■ Stored entries ■
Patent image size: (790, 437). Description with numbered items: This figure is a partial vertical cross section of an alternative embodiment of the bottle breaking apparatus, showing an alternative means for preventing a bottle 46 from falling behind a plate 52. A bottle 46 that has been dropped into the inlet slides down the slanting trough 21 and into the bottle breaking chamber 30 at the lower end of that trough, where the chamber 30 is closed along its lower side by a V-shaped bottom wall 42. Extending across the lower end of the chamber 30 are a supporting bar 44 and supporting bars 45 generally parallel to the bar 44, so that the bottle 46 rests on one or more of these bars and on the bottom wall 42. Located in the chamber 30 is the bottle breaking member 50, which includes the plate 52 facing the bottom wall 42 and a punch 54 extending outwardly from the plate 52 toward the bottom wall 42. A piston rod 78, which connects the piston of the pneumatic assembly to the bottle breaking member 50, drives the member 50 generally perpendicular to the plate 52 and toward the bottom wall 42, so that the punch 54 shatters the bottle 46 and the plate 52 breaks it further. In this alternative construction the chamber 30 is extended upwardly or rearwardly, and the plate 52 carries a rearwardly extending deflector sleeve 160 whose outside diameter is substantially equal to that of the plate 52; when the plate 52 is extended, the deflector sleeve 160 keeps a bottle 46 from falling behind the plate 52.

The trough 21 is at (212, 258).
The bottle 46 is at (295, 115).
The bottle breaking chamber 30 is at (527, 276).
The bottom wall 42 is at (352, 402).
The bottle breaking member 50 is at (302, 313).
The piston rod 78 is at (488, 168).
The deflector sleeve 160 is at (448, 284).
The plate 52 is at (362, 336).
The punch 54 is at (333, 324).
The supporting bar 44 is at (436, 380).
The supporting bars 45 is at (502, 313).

■ Task brief ■
Turn each line of the material into one string in a JSON list, dropping any blank lines.

■ Completed exercise ■
[
  "Patent image size: (790, 437). Description with numbered items: This figure is a partial vertical cross section of an alternative embodiment of the bottle breaking apparatus, showing an alternative means for preventing a bottle 46 from falling behind a plate 52. A bottle 46 that has been dropped into the inlet slides down the slanting trough 21 and into the bottle breaking chamber 30 at the lower end of that trough, where the chamber 30 is closed along its lower side by a V-shaped bottom wall 42. Extending across the lower end of the chamber 30 are a supporting bar 44 and supporting bars 45 generally parallel to the bar 44, so that the bottle 46 rests on one or more of these bars and on the bottom wall 42. Located in the chamber 30 is the bottle breaking member 50, which includes the plate 52 facing the bottom wall 42 and a punch 54 extending outwardly from the plate 52 toward the bottom wall 42. A piston rod 78, which connects the piston of the pneumatic assembly to the bottle breaking member 50, drives the member 50 generally perpendicular to the plate 52 and toward the bottom wall 42, so that the punch 54 shatters the bottle 46 and the plate 52 breaks it further. In this alternative construction the chamber 30 is extended upwardly or rearwardly, and the plate 52 carries a rearwardly extending deflector sleeve 160 whose outside diameter is substantially equal to that of the plate 52; when the plate 52 is extended, the deflector sleeve 160 keeps a bottle 46 from falling behind the plate 52.",
  "The trough 21 is at (212, 258).",
  "The bottle 46 is at (295, 115).",
  "The bottle breaking chamber 30 is at (527, 276).",
  "The bottom wall 42 is at (352, 402).",
  "The bottle breaking member 50 is at (302, 313).",
  "The piston rod 78 is at (488, 168).",
  "The deflector sleeve 160 is at (448, 284).",
  "The plate 52 is at (362, 336).",
  "The punch 54 is at (333, 324).",
  "The supporting bar 44 is at (436, 380).",
  "The supporting bars 45 is at (502, 313)."
]